Challenge
Locate every line in the records below that holds the word "synthetic" and return each one.

Material supplied
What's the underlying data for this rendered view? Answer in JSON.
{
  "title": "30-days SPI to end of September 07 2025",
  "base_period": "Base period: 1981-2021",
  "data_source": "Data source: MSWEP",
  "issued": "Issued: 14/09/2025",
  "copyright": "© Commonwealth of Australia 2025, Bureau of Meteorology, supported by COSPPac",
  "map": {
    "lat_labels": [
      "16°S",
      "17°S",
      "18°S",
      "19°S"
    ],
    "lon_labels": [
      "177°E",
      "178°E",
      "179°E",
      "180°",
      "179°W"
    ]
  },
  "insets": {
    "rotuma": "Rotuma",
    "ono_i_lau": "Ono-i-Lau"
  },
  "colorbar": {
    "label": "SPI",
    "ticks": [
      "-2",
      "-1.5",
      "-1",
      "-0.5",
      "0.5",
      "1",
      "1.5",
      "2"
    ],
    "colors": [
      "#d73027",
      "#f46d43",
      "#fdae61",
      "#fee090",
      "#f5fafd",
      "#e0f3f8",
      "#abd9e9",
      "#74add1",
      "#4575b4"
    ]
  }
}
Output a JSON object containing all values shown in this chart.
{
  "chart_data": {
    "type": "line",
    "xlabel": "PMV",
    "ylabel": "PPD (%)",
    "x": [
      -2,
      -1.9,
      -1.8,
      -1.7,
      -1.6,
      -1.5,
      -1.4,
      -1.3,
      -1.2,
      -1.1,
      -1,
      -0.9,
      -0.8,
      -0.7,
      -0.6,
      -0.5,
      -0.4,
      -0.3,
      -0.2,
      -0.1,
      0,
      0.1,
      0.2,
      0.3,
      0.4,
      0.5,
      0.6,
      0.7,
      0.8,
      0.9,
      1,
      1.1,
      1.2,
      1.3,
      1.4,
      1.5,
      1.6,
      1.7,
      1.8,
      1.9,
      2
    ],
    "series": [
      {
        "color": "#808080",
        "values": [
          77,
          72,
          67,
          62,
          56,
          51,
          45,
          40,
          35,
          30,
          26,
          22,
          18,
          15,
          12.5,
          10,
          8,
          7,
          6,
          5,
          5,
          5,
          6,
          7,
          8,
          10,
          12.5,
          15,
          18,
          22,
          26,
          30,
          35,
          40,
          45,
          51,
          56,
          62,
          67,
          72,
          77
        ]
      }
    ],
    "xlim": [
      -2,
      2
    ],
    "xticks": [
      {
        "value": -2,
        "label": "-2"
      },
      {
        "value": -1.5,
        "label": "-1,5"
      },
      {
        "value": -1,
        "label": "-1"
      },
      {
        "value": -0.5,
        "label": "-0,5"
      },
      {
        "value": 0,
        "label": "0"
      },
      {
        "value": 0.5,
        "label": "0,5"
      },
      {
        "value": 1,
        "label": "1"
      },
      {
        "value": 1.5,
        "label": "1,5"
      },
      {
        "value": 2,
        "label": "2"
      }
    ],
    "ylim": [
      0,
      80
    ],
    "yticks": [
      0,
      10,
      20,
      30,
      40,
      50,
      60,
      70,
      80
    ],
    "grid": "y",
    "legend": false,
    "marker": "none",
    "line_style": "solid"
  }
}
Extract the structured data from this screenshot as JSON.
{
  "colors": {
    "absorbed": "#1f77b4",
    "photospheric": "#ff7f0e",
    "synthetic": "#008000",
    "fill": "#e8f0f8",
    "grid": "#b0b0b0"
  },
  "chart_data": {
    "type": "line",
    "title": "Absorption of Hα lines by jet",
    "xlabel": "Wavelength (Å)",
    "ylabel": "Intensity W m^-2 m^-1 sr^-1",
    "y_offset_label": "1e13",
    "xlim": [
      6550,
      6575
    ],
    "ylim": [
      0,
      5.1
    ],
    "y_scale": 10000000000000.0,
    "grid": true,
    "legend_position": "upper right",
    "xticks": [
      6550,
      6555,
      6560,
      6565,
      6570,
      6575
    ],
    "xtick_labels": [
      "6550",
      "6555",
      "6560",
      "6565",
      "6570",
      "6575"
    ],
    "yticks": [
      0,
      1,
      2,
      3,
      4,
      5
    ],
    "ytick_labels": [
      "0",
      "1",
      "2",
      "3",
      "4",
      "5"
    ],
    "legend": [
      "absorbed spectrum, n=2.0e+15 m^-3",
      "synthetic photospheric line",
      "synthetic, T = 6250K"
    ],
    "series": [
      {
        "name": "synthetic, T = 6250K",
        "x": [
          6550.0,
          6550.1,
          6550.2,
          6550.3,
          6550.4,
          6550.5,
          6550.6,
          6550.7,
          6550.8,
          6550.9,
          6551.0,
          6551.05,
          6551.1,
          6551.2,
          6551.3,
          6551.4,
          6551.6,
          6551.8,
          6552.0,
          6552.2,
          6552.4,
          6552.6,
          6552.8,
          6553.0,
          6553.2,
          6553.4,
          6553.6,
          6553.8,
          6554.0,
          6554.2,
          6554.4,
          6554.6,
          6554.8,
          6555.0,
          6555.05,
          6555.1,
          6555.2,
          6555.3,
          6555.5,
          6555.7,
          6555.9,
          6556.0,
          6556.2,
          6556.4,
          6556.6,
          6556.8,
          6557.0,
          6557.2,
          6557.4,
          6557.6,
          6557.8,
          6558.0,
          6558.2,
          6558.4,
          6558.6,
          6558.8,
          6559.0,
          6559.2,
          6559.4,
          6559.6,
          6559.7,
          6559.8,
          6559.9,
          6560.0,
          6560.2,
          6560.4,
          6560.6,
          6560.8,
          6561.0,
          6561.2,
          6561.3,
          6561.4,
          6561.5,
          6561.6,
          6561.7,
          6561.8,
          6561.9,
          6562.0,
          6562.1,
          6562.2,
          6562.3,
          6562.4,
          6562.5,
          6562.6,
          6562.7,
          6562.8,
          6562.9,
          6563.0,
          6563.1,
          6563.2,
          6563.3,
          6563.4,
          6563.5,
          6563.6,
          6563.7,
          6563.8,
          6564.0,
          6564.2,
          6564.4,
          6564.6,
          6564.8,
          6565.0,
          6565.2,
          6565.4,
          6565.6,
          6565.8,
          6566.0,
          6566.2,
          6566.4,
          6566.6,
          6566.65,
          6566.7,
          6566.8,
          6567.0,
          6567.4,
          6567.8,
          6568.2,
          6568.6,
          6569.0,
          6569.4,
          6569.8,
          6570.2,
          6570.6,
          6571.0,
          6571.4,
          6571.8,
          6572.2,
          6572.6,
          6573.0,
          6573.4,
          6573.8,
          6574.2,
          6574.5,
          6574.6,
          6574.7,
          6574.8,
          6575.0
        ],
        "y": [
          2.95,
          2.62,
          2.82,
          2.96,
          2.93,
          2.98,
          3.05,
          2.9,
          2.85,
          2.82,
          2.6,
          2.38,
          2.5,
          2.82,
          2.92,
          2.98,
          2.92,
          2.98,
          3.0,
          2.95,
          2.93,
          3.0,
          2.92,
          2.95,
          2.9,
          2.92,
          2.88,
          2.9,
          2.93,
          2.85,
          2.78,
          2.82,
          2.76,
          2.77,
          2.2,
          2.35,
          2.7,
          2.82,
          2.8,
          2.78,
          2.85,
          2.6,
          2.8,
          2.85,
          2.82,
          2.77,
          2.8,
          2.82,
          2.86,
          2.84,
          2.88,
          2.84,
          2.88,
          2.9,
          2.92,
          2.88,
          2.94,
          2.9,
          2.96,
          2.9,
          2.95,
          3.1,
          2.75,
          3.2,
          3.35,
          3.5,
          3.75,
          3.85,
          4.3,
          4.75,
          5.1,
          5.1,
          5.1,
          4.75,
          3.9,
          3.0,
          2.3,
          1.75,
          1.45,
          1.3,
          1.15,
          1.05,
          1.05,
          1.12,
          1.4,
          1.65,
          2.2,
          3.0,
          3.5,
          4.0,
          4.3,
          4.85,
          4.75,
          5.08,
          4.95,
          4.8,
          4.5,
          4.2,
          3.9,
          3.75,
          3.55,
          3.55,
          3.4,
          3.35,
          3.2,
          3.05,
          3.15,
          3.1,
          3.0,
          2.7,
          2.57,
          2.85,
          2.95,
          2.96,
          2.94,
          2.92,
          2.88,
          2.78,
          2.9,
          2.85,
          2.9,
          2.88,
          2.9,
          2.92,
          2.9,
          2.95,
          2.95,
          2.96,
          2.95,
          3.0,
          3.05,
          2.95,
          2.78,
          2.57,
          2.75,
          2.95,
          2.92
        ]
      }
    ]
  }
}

The result
    "synthetic": "#008000",
      "synthetic photospheric line",
      "synthetic, T = 6250K"
        "name": "synthetic, T = 6250K",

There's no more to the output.